= Exercise aim =
Copy the material that follows word for word and omit its pictures.

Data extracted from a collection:
++++

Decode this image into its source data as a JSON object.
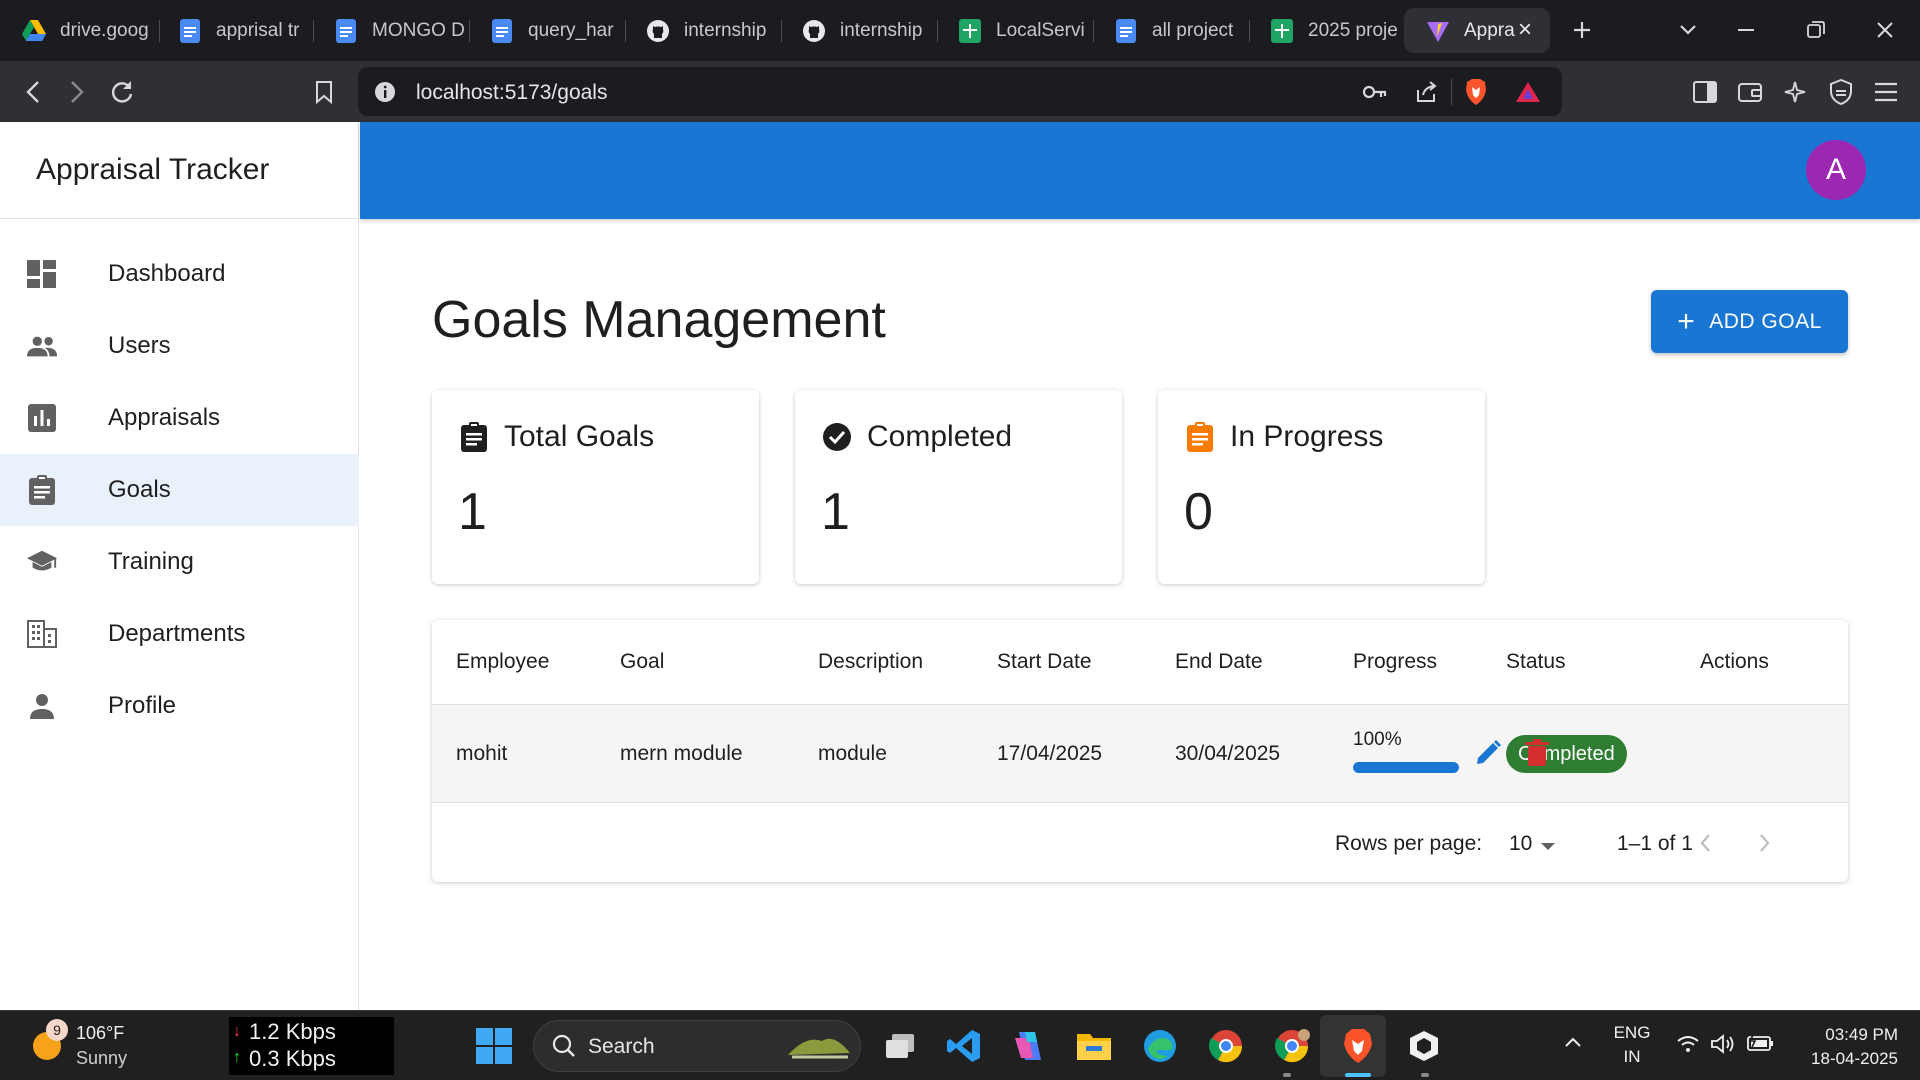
{
  "browser": {
    "tabs": [
      {
        "title": "drive.goog",
        "icon": "google-drive-icon"
      },
      {
        "title": "apprisal tr",
        "icon": "google-docs-icon"
      },
      {
        "title": "MONGO D",
        "icon": "google-docs-icon"
      },
      {
        "title": "query_har",
        "icon": "google-docs-icon"
      },
      {
        "title": "internship",
        "icon": "github-icon"
      },
      {
        "title": "internship",
        "icon": "github-icon"
      },
      {
        "title": "LocalServi",
        "icon": "google-sheets-icon"
      },
      {
        "title": "all project",
        "icon": "google-docs-icon"
      },
      {
        "title": "2025 proje",
        "icon": "google-sheets-icon"
      },
      {
        "title": "Appra",
        "icon": "vite-icon",
        "active": true
      }
    ],
    "url": "localhost:5173/goals"
  },
  "app": {
    "title": "Appraisal Tracker",
    "avatar_letter": "A",
    "nav": [
      {
        "label": "Dashboard",
        "icon": "dashboard-icon"
      },
      {
        "label": "Users",
        "icon": "users-icon"
      },
      {
        "label": "Appraisals",
        "icon": "bar-chart-icon"
      },
      {
        "label": "Goals",
        "icon": "clipboard-icon",
        "selected": true
      },
      {
        "label": "Training",
        "icon": "graduation-cap-icon"
      },
      {
        "label": "Departments",
        "icon": "building-icon"
      },
      {
        "label": "Profile",
        "icon": "person-icon"
      }
    ]
  },
  "page": {
    "title": "Goals Management",
    "add_button": "ADD GOAL",
    "stats": [
      {
        "label": "Total Goals",
        "value": "1",
        "icon": "clipboard-icon",
        "color": "#1f1f1f"
      },
      {
        "label": "Completed",
        "value": "1",
        "icon": "check-circle-icon",
        "color": "#1f1f1f"
      },
      {
        "label": "In Progress",
        "value": "0",
        "icon": "clipboard-icon",
        "color": "#f57c00"
      }
    ],
    "table": {
      "columns": [
        "Employee",
        "Goal",
        "Description",
        "Start Date",
        "End Date",
        "Progress",
        "Status",
        "Actions"
      ],
      "rows": [
        {
          "employee": "mohit",
          "goal": "mern module",
          "description": "module",
          "start_date": "17/04/2025",
          "end_date": "30/04/2025",
          "progress": 100,
          "progress_text": "100%",
          "status": "Completed"
        }
      ],
      "rows_per_page_label": "Rows per page:",
      "rows_per_page": "10",
      "page_info": "1–1 of 1"
    }
  },
  "colors": {
    "primary": "#1976d2",
    "avatar": "#9c27b0",
    "status_completed": "#2e7d32",
    "delete": "#d32f2f",
    "in_progress_icon": "#f57c00"
  },
  "taskbar": {
    "weather_badge": "9",
    "temperature": "106°F",
    "condition": "Sunny",
    "net_down": "1.2 Kbps",
    "net_up": "0.3 Kbps",
    "search_placeholder": "Search",
    "lang_top": "ENG",
    "lang_bottom": "IN",
    "time": "03:49 PM",
    "date": "18-04-2025"
  }
}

++++

= Exercise answer =
Decode this image into its source data as a JSON object.
{
  "browser": {
    "tabs": [
      {
        "title": "drive.goog",
        "icon": "google-drive-icon"
      },
      {
        "title": "apprisal tr",
        "icon": "google-docs-icon"
      },
      {
        "title": "MONGO D",
        "icon": "google-docs-icon"
      },
      {
        "title": "query_har",
        "icon": "google-docs-icon"
      },
      {
        "title": "internship",
        "icon": "github-icon"
      },
      {
        "title": "internship",
        "icon": "github-icon"
      },
      {
        "title": "LocalServi",
        "icon": "google-sheets-icon"
      },
      {
        "title": "all project",
        "icon": "google-docs-icon"
      },
      {
        "title": "2025 proje",
        "icon": "google-sheets-icon"
      },
      {
        "title": "Appra",
        "icon": "vite-icon",
        "active": true
      }
    ],
    "url": "localhost:5173/goals"
  },
  "app": {
    "title": "Appraisal Tracker",
    "avatar_letter": "A",
    "nav": [
      {
        "label": "Dashboard",
        "icon": "dashboard-icon"
      },
      {
        "label": "Users",
        "icon": "users-icon"
      },
      {
        "label": "Appraisals",
        "icon": "bar-chart-icon"
      },
      {
        "label": "Goals",
        "icon": "clipboard-icon",
        "selected": true
      },
      {
        "label": "Training",
        "icon": "graduation-cap-icon"
      },
      {
        "label": "Departments",
        "icon": "building-icon"
      },
      {
        "label": "Profile",
        "icon": "person-icon"
      }
    ]
  },
  "page": {
    "title": "Goals Management",
    "add_button": "ADD GOAL",
    "stats": [
      {
        "label": "Total Goals",
        "value": "1",
        "icon": "clipboard-icon",
        "color": "#1f1f1f"
      },
      {
        "label": "Completed",
        "value": "1",
        "icon": "check-circle-icon",
        "color": "#1f1f1f"
      },
      {
        "label": "In Progress",
        "value": "0",
        "icon": "clipboard-icon",
        "color": "#f57c00"
      }
    ],
    "table": {
      "columns": [
        "Employee",
        "Goal",
        "Description",
        "Start Date",
        "End Date",
        "Progress",
        "Status",
        "Actions"
      ],
      "rows": [
        {
          "employee": "mohit",
          "goal": "mern module",
          "description": "module",
          "start_date": "17/04/2025",
          "end_date": "30/04/2025",
          "progress": 100,
          "progress_text": "100%",
          "status": "Completed"
        }
      ],
      "rows_per_page_label": "Rows per page:",
      "rows_per_page": "10",
      "page_info": "1–1 of 1"
    }
  },
  "colors": {
    "primary": "#1976d2",
    "avatar": "#9c27b0",
    "status_completed": "#2e7d32",
    "delete": "#d32f2f",
    "in_progress_icon": "#f57c00"
  },
  "taskbar": {
    "weather_badge": "9",
    "temperature": "106°F",
    "condition": "Sunny",
    "net_down": "1.2 Kbps",
    "net_up": "0.3 Kbps",
    "search_placeholder": "Search",
    "lang_top": "ENG",
    "lang_bottom": "IN",
    "time": "03:49 PM",
    "date": "18-04-2025"
  }
}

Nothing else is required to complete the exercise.